begin ENTRIES PROVIDED

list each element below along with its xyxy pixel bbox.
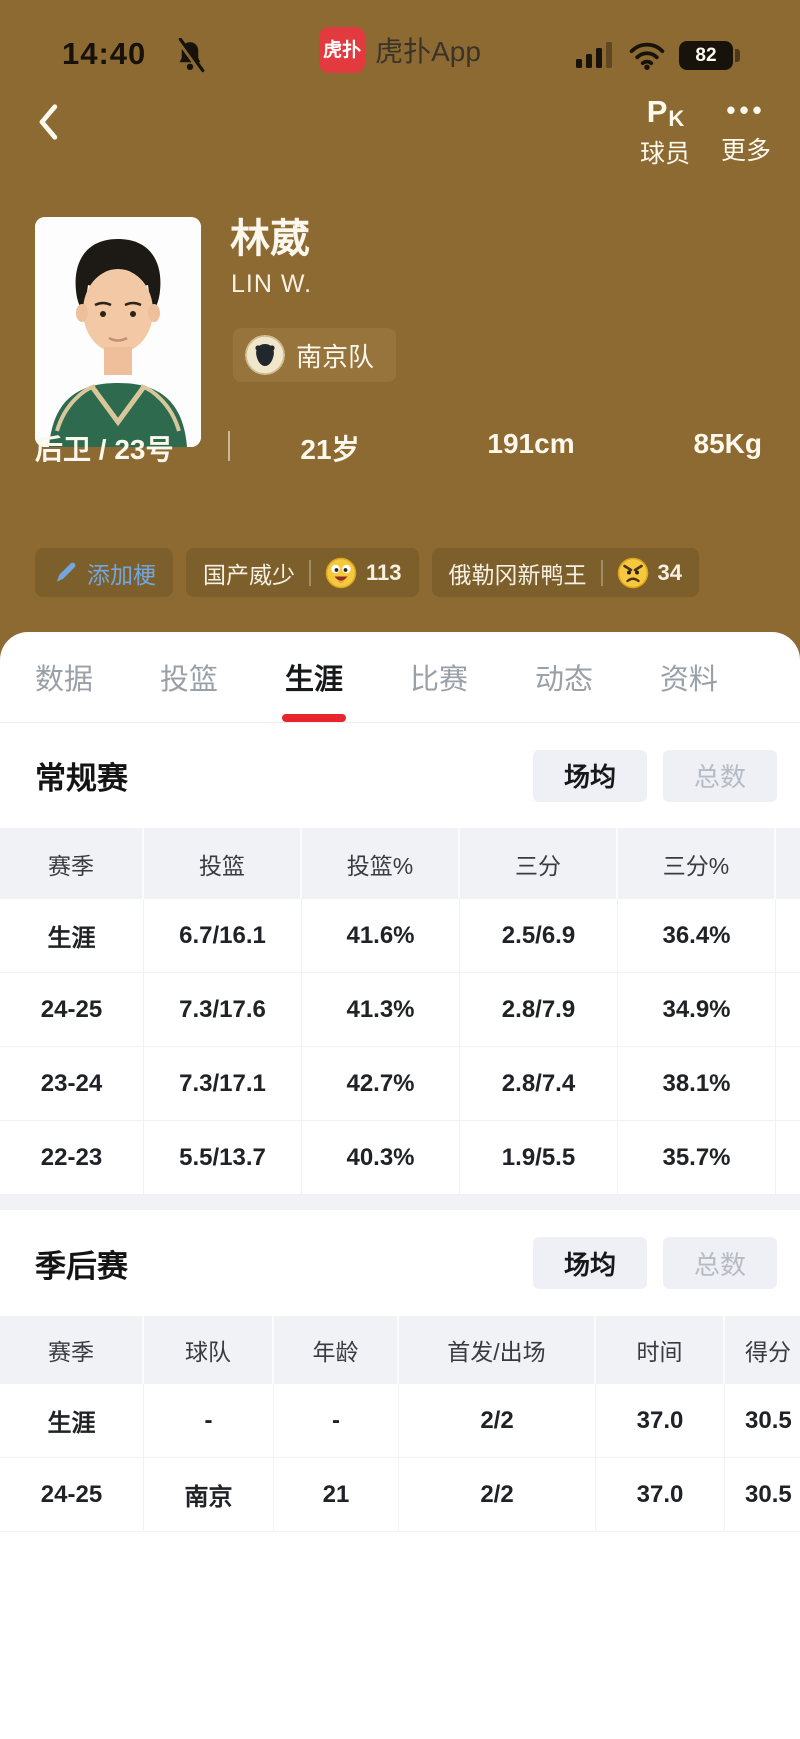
tab-games[interactable]: 比赛: [409, 664, 468, 696]
player-info-row: 后卫 / 23号 21岁 191cm 85Kg: [0, 428, 800, 466]
team-logo-icon: [245, 335, 285, 375]
player-age: 21岁: [300, 434, 360, 465]
regular-season-header: 常规赛 场均 总数: [0, 723, 800, 828]
tab-shooting[interactable]: 投篮: [159, 664, 218, 696]
wifi-icon: [629, 42, 665, 70]
team-name: 南京队: [296, 341, 375, 372]
notifications-muted-icon: [174, 37, 206, 79]
tab-feed[interactable]: 动态: [534, 664, 593, 696]
col-team: 球队: [144, 1316, 274, 1384]
app-name: 虎扑App: [375, 36, 481, 67]
table-row: 24-25 7.3/17.6 41.3% 2.8/7.9 34.9%: [0, 973, 800, 1047]
meme-tag-count: 113: [366, 559, 402, 585]
col-season: 赛季: [0, 828, 144, 899]
table-row: 23-24 7.3/17.1 42.7% 2.8/7.4 38.1%: [0, 1047, 800, 1121]
back-button[interactable]: [32, 102, 72, 146]
player-header: 14:40 虎扑 虎扑App 82: [0, 0, 800, 660]
table-row: 生涯 6.7/16.1 41.6% 2.5/6.9 36.4%: [0, 899, 800, 973]
player-name-en: LIN W.: [231, 270, 313, 298]
more-label: 更多: [720, 137, 771, 165]
player-avatar: [35, 217, 201, 447]
table-row: 生涯 - - 2/2 37.0 30.5: [0, 1384, 800, 1458]
totals-toggle[interactable]: 总数: [663, 749, 777, 802]
angry-duck-face-icon: [617, 557, 648, 588]
col-starts-games: 首发/出场: [399, 1316, 596, 1384]
col-points: 得分: [725, 1316, 800, 1384]
status-time: 14:40: [62, 36, 147, 71]
player-photo[interactable]: [35, 217, 201, 447]
status-icons: 82: [575, 40, 740, 70]
player-name: 林葳: [230, 217, 310, 261]
tab-data[interactable]: 数据: [35, 664, 94, 696]
table-row: 24-25 南京 21 2/2 37.0 30.5: [0, 1458, 800, 1532]
per-game-toggle[interactable]: 场均: [533, 1237, 647, 1289]
player-height: 191cm: [487, 428, 575, 459]
add-meme-label: 添加梗: [87, 561, 156, 588]
table-header-row: 赛季 球队 年龄 首发/出场 时间 得分: [0, 1316, 800, 1384]
pk-icon: PK: [646, 94, 685, 131]
tongue-out-face-icon: [325, 557, 357, 588]
playoffs-header: 季后赛 场均 总数: [0, 1210, 800, 1316]
meme-tag[interactable]: 俄勒冈新鸭王 34: [431, 548, 699, 597]
hupu-logo: 虎扑: [319, 27, 366, 73]
totals-toggle[interactable]: 总数: [663, 1237, 777, 1289]
col-fg: 投篮: [144, 828, 302, 899]
col-3p: 三分: [460, 828, 618, 899]
playoffs-title: 季后赛: [35, 1248, 128, 1284]
chip-divider: [309, 559, 311, 586]
col-3p-pct: 三分%: [618, 828, 776, 899]
meme-tag[interactable]: 国产威少 113: [186, 548, 419, 597]
position-number: 后卫 / 23号: [35, 434, 174, 465]
col-fg-pct: 投篮%: [302, 828, 460, 899]
player-weight: 85Kg: [693, 428, 762, 459]
pk-label: 球员: [639, 140, 690, 168]
regular-season-title: 常规赛: [35, 761, 128, 796]
add-meme-button[interactable]: 添加梗: [35, 548, 173, 597]
meme-tag-label: 俄勒冈新鸭王: [448, 561, 587, 588]
meme-tags-row: 添加梗 国产威少 113 俄勒冈新鸭王: [35, 548, 699, 597]
tab-bar: 数据 投篮 生涯 比赛 动态 资料: [0, 632, 800, 723]
table-header-row: 赛季 投篮 投篮% 三分 三分%: [0, 828, 800, 899]
ellipsis-icon: •••: [726, 95, 766, 125]
table-scroll-track: [0, 1195, 800, 1210]
battery-icon: 82: [679, 41, 740, 70]
team-chip[interactable]: 南京队: [233, 328, 397, 382]
tab-profile[interactable]: 资料: [659, 664, 718, 696]
col-partial: [776, 828, 800, 899]
info-divider: [228, 431, 230, 461]
col-age: 年龄: [274, 1316, 399, 1384]
meme-tag-count: 34: [657, 559, 682, 585]
battery-level: 82: [679, 41, 733, 70]
playoffs-table[interactable]: 赛季 球队 年龄 首发/出场 时间 得分 生涯 - - 2/2 37.0 30.…: [0, 1316, 800, 1532]
tab-career[interactable]: 生涯: [285, 632, 343, 722]
signal-icon: [576, 42, 612, 68]
col-minutes: 时间: [596, 1316, 725, 1384]
regular-season-table[interactable]: 赛季 投篮 投篮% 三分 三分% 生涯 6.7/16.1 41.6% 2.5/6…: [0, 828, 800, 1195]
col-season: 赛季: [0, 1316, 144, 1384]
table-row: 22-23 5.5/13.7 40.3% 1.9/5.5 35.7%: [0, 1121, 800, 1195]
stats-card: 数据 投篮 生涯 比赛 动态 资料 常规赛 场均 总数 赛季 投篮 投篮% 三分…: [0, 632, 800, 1739]
per-game-toggle[interactable]: 场均: [533, 749, 647, 802]
pencil-icon: [56, 562, 76, 582]
pk-compare-button[interactable]: PK 球员: [630, 96, 700, 170]
chip-divider: [600, 559, 603, 586]
meme-tag-label: 国产威少: [203, 561, 295, 588]
app-badge[interactable]: 虎扑 虎扑App: [319, 27, 481, 73]
more-button[interactable]: ••• 更多: [712, 96, 780, 167]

end ENTRIES PROVIDED

* BRIEF:
Report how many lines in the listing above contain the string "info".

* THE REPLY:
2